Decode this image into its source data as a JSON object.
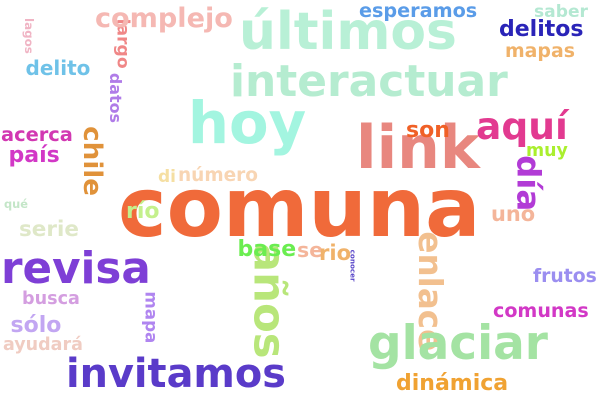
{
  "words": [
    {
      "text": "comuna",
      "color": "#f06a3a"
    },
    {
      "text": "hoy",
      "color": "#a3f5e0"
    },
    {
      "text": "interactuar",
      "color": "#b5ecd0"
    },
    {
      "text": "link",
      "color": "#e8877f"
    },
    {
      "text": "enlace",
      "color": "#f2c08f"
    },
    {
      "text": "años",
      "color": "#b8e67a"
    },
    {
      "text": "últimos",
      "color": "#b8f0d6"
    },
    {
      "text": "revisa",
      "color": "#7e3fd6"
    },
    {
      "text": "invitamos",
      "color": "#5a3bc9"
    },
    {
      "text": "mapa",
      "color": "#b085f0"
    },
    {
      "text": "glaciar",
      "color": "#a4e3a3"
    },
    {
      "text": "largo",
      "color": "#f08787"
    },
    {
      "text": "datos",
      "color": "#b07ce8"
    },
    {
      "text": "chile",
      "color": "#e0923a"
    },
    {
      "text": "aquí",
      "color": "#e23a90"
    },
    {
      "text": "conocer",
      "color": "#5a48c9"
    },
    {
      "text": "día",
      "color": "#b23bd6"
    },
    {
      "text": "complejo",
      "color": "#f5b8b3"
    },
    {
      "text": "número",
      "color": "#f8d5b3"
    },
    {
      "text": "dinámica",
      "color": "#f0a232"
    },
    {
      "text": "lagos",
      "color": "#f0b4c4"
    },
    {
      "text": "esperamos",
      "color": "#5a9ce8"
    },
    {
      "text": "saber",
      "color": "#b4e8d2"
    },
    {
      "text": "delitos",
      "color": "#2a24b8"
    },
    {
      "text": "mapas",
      "color": "#f0b26a"
    },
    {
      "text": "delito",
      "color": "#6fc2e8"
    },
    {
      "text": "son",
      "color": "#f06026"
    },
    {
      "text": "acerca",
      "color": "#d238b2"
    },
    {
      "text": "país",
      "color": "#d238c6"
    },
    {
      "text": "muy",
      "color": "#aaef2e"
    },
    {
      "text": "di",
      "color": "#f5dfa2"
    },
    {
      "text": "qué",
      "color": "#c4e6c8"
    },
    {
      "text": "río",
      "color": "#c4f08c"
    },
    {
      "text": "uno",
      "color": "#f4b59a"
    },
    {
      "text": "serie",
      "color": "#dfe8c8"
    },
    {
      "text": "base",
      "color": "#6aed50"
    },
    {
      "text": "se",
      "color": "#f4b59a"
    },
    {
      "text": "rio",
      "color": "#f0b26a"
    },
    {
      "text": "frutos",
      "color": "#9b8ef0"
    },
    {
      "text": "busca",
      "color": "#d49ee0"
    },
    {
      "text": "comunas",
      "color": "#d238c6"
    },
    {
      "text": "sólo",
      "color": "#c2a6f2"
    },
    {
      "text": "ayudará",
      "color": "#f0ccc2"
    }
  ]
}
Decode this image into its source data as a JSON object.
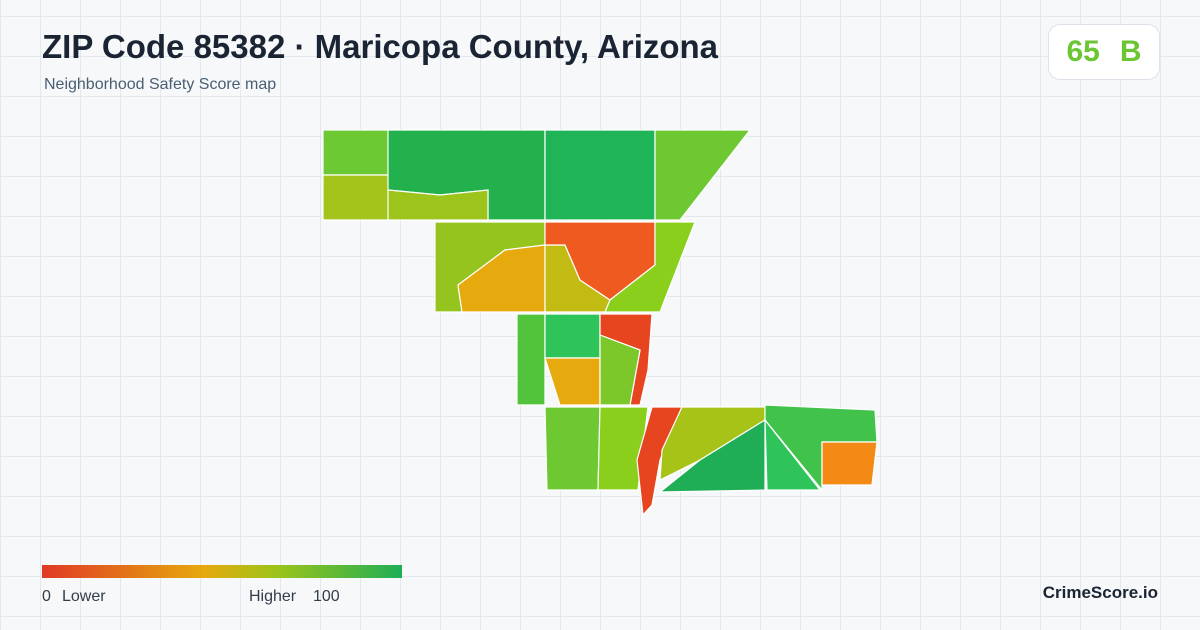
{
  "header": {
    "title": "ZIP Code 85382 · Maricopa County, Arizona",
    "subtitle": "Neighborhood Safety Score map"
  },
  "score": {
    "value": 65,
    "grade": "B"
  },
  "legend": {
    "min": 0,
    "min_label": "Lower",
    "max_label": "Higher",
    "max": 100
  },
  "brand": "CrimeScore.io"
}
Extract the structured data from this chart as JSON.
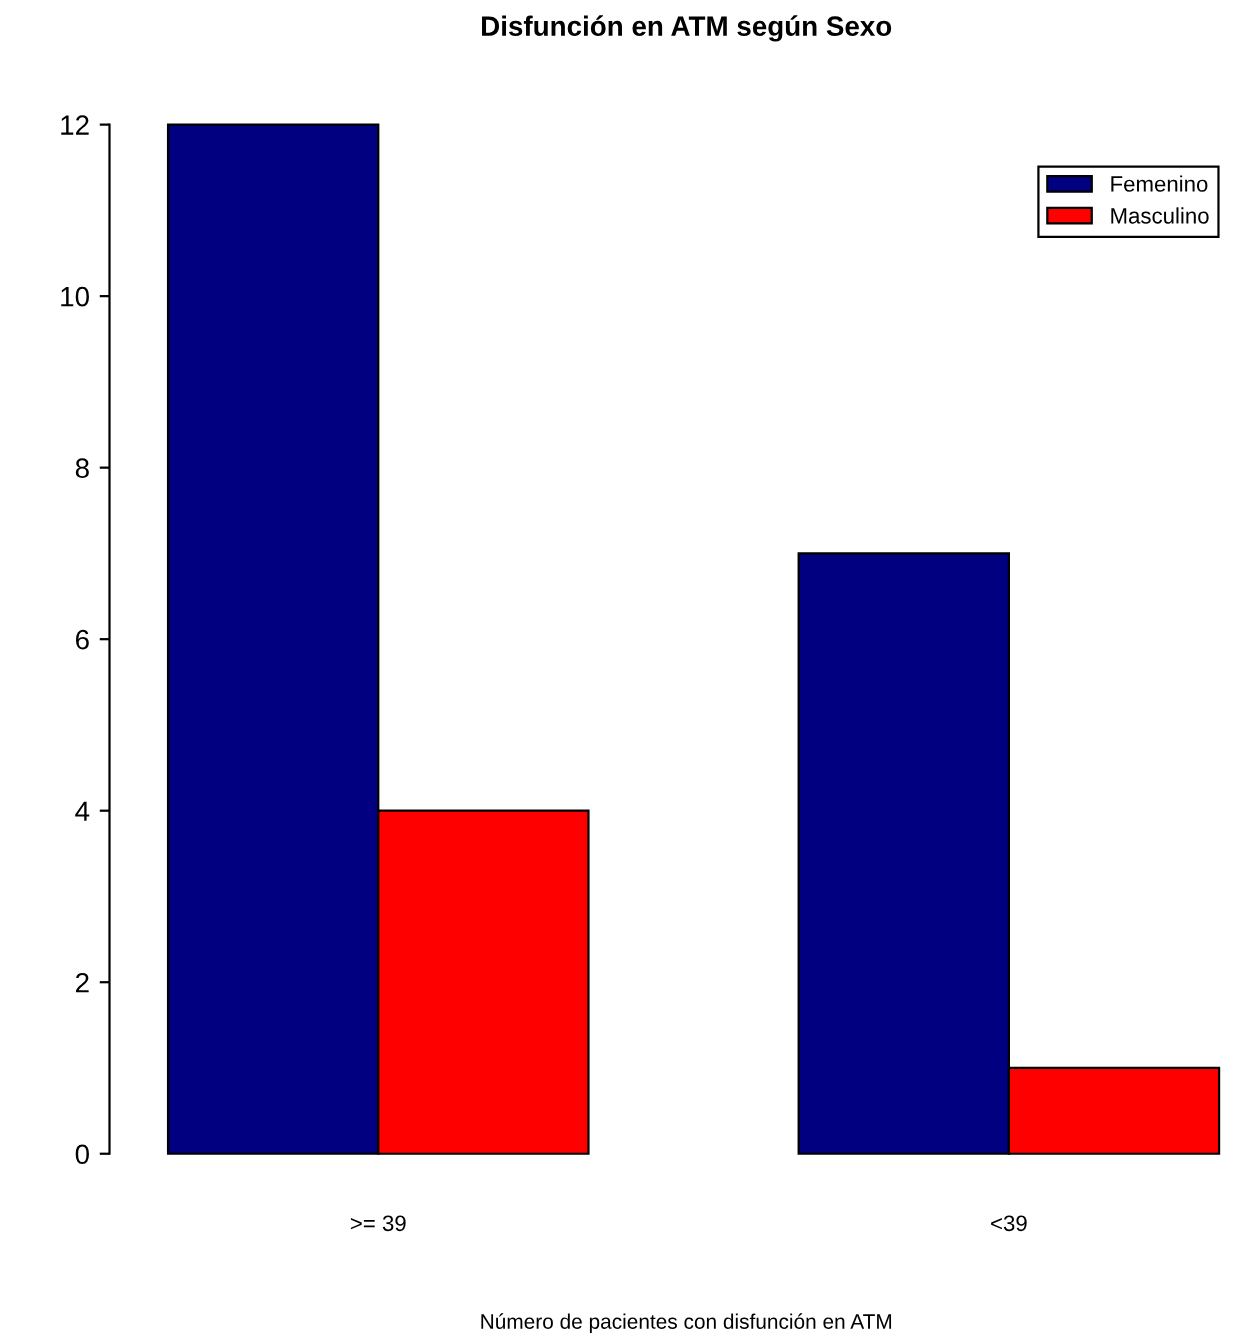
{
  "chart_data": {
    "type": "bar",
    "title": "Disfunción en ATM según Sexo",
    "xlabel": "Número de pacientes con disfunción en ATM",
    "categories": [
      ">= 39",
      "<39"
    ],
    "series": [
      {
        "name": "Femenino",
        "color": "#000080",
        "values": [
          12,
          7
        ]
      },
      {
        "name": "Masculino",
        "color": "#ff0000",
        "values": [
          4,
          1
        ]
      }
    ],
    "ylim": [
      0,
      12
    ],
    "yticks": [
      0,
      2,
      4,
      6,
      8,
      10,
      12
    ],
    "grid": false,
    "legend": "top right"
  }
}
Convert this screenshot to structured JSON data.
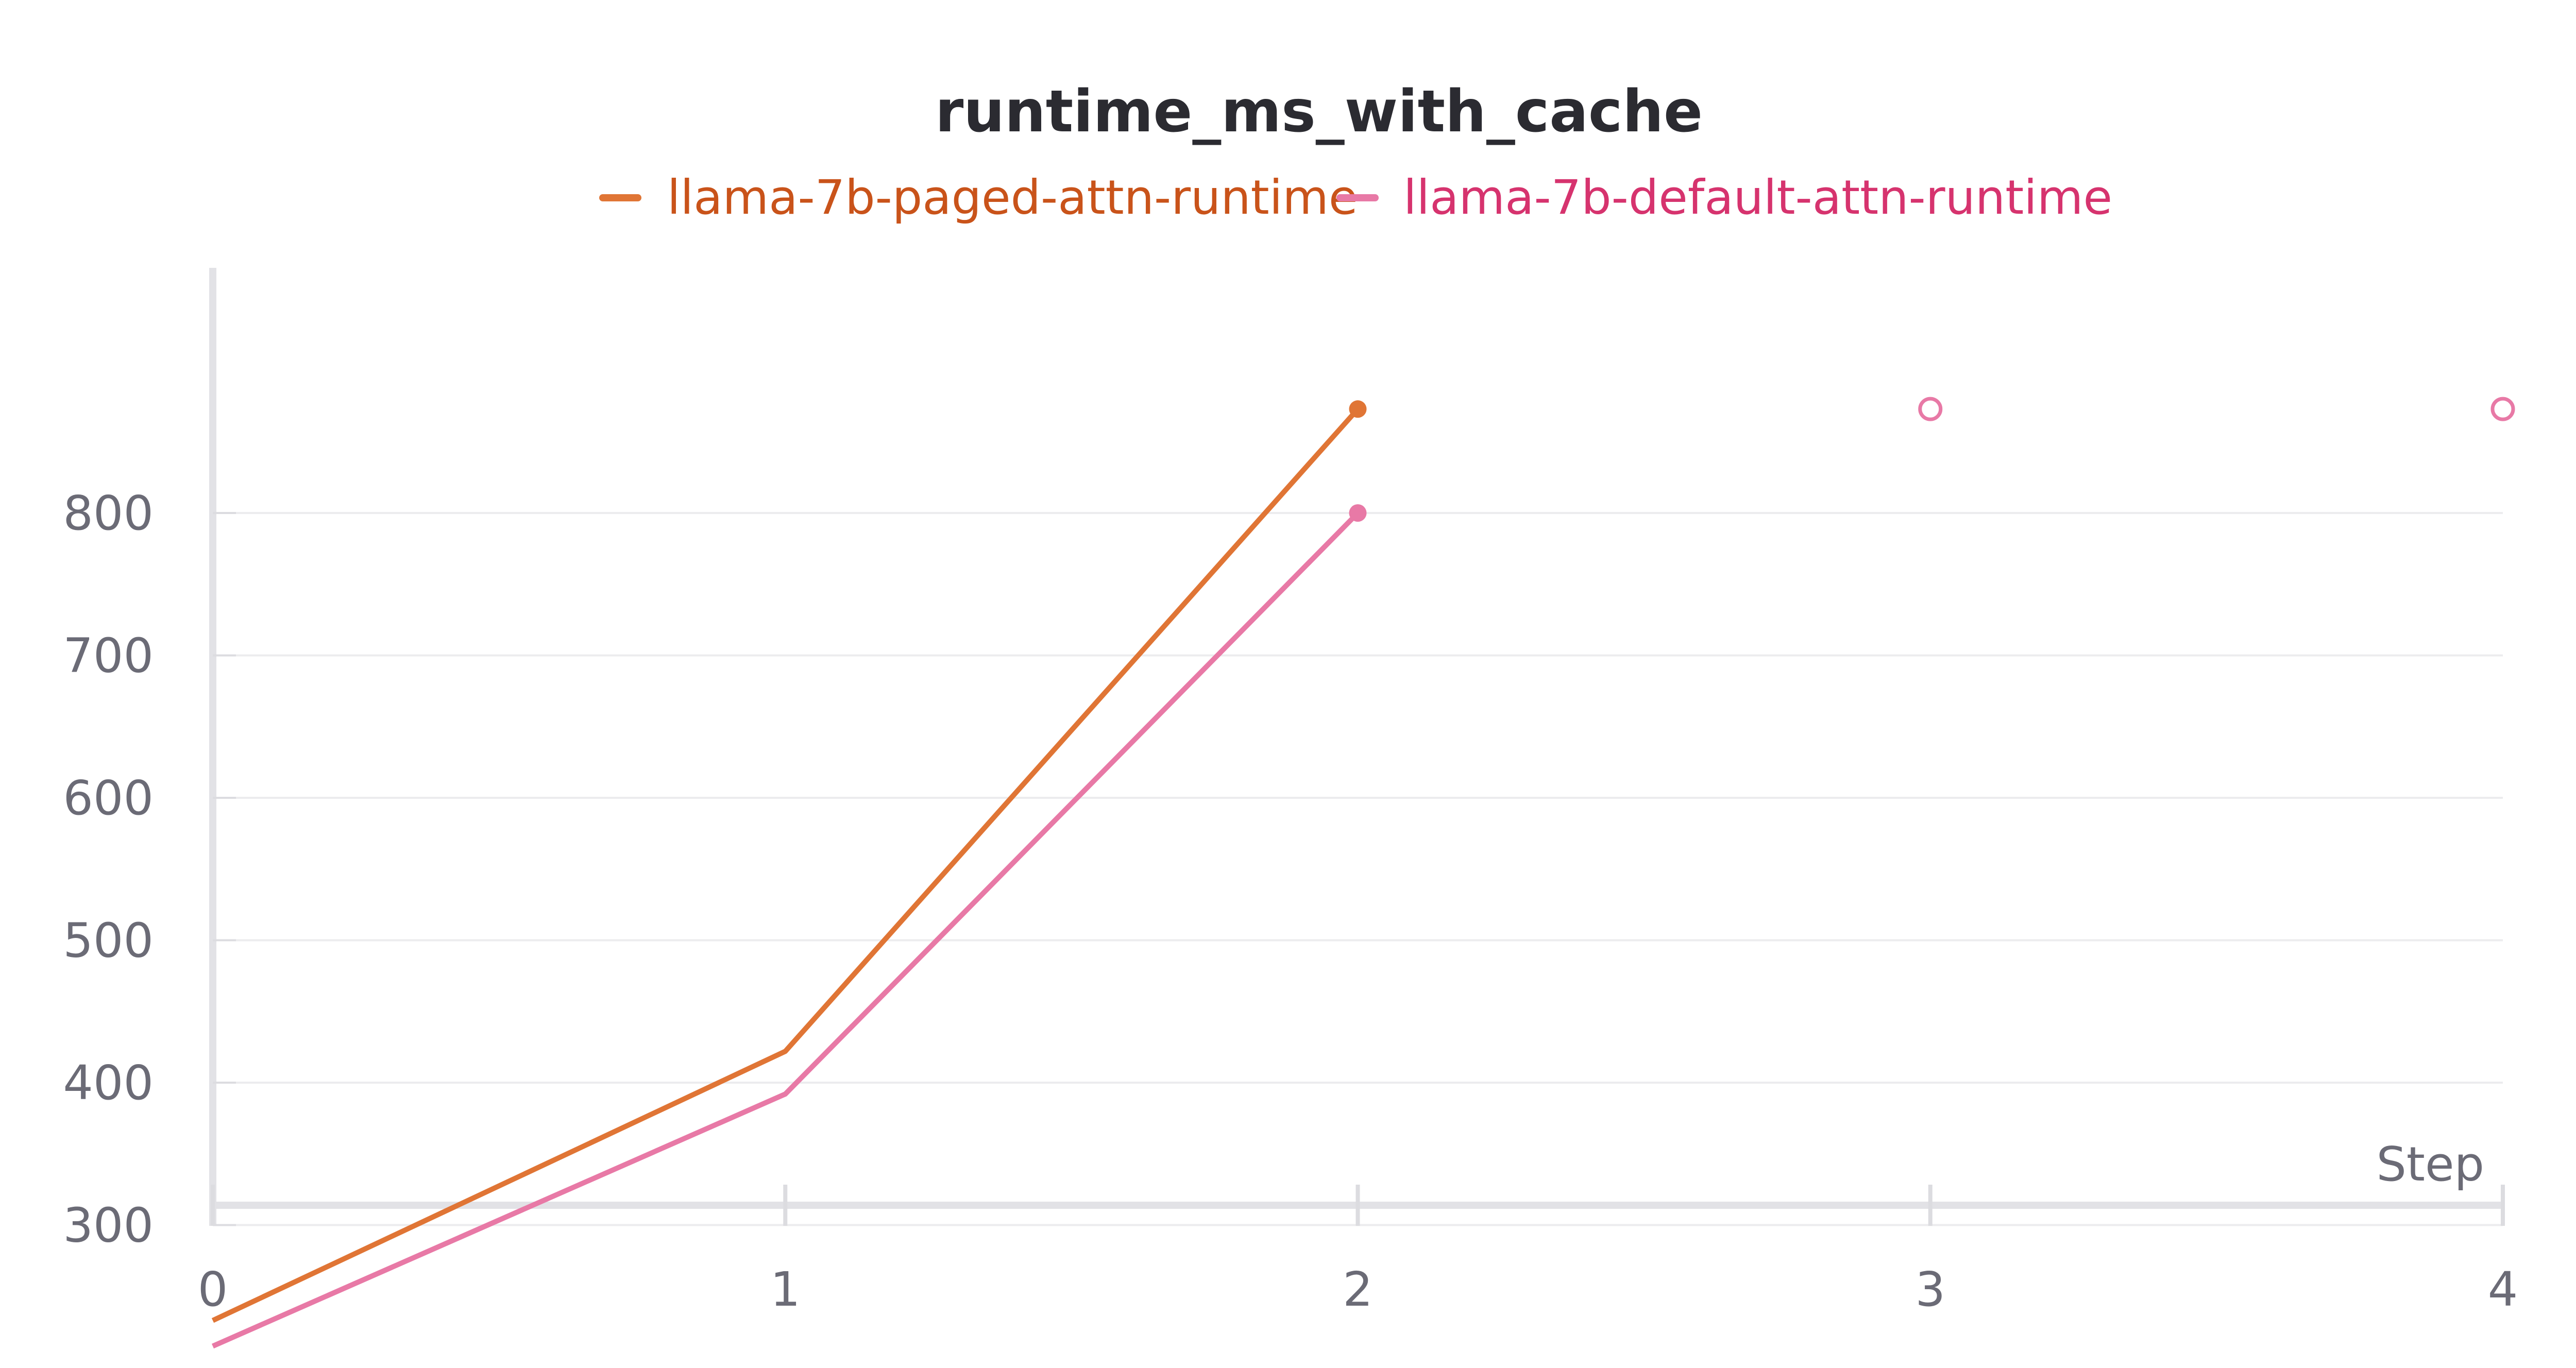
{
  "chart_data": {
    "type": "line",
    "title": "runtime_ms_with_cache",
    "xlabel": "Step",
    "ylabel": "",
    "x_ticks": [
      "0",
      "1",
      "2",
      "3",
      "4"
    ],
    "y_ticks": [
      "300",
      "400",
      "500",
      "600",
      "700",
      "800"
    ],
    "xlim": [
      0,
      4
    ],
    "ylim": [
      215,
      875
    ],
    "grid": true,
    "legend_position": "top-center",
    "series": [
      {
        "name": "llama-7b-paged-attn-runtime",
        "color": "#e07535",
        "label_color": "#c9531a",
        "x": [
          0,
          1,
          2
        ],
        "y": [
          233,
          422,
          873
        ]
      },
      {
        "name": "llama-7b-default-attn-runtime",
        "color": "#e879a6",
        "label_color": "#d6336e",
        "x": [
          0,
          1,
          2
        ],
        "y": [
          215,
          392,
          800
        ]
      }
    ],
    "hidden_points": {
      "color": "#e879a6",
      "x": [
        3,
        4
      ],
      "y": [
        873,
        873
      ]
    }
  }
}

TO BE DONE: Find how many lines in the listing hold "structured", and reply with that number only.

SOLUTION TO THIS EXERCISE: 2